Look for the word "JSON" in each line and report the count of matching lines, with nothing added.

----------

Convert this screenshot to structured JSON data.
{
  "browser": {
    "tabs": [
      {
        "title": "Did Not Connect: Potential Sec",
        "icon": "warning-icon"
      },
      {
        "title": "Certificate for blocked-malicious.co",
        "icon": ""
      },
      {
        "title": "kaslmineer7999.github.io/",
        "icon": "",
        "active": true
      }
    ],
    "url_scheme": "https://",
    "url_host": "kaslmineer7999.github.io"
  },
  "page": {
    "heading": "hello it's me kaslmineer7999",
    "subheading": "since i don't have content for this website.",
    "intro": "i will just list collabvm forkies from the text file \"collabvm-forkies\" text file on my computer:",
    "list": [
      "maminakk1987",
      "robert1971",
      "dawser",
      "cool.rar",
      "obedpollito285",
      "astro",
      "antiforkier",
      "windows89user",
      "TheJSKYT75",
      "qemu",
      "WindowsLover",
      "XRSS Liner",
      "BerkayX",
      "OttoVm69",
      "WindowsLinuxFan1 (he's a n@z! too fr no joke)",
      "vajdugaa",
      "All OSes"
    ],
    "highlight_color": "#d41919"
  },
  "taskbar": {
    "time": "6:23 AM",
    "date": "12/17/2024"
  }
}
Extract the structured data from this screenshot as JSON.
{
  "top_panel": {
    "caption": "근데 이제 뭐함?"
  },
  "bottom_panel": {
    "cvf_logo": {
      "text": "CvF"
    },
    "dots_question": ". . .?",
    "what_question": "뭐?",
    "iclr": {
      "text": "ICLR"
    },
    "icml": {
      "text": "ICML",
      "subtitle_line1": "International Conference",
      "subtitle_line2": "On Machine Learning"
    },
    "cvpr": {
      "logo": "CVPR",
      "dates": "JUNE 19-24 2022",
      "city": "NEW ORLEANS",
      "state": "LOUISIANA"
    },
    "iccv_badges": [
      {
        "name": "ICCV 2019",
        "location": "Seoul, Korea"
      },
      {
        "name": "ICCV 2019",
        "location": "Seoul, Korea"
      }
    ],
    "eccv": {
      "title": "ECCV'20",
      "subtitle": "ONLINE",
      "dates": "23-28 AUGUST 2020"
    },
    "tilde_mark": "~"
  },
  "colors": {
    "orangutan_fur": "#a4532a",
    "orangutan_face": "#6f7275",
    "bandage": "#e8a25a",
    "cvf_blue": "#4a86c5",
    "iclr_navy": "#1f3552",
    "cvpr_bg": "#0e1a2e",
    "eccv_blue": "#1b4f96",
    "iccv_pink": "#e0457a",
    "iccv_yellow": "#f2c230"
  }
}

----------

§ Full response: 2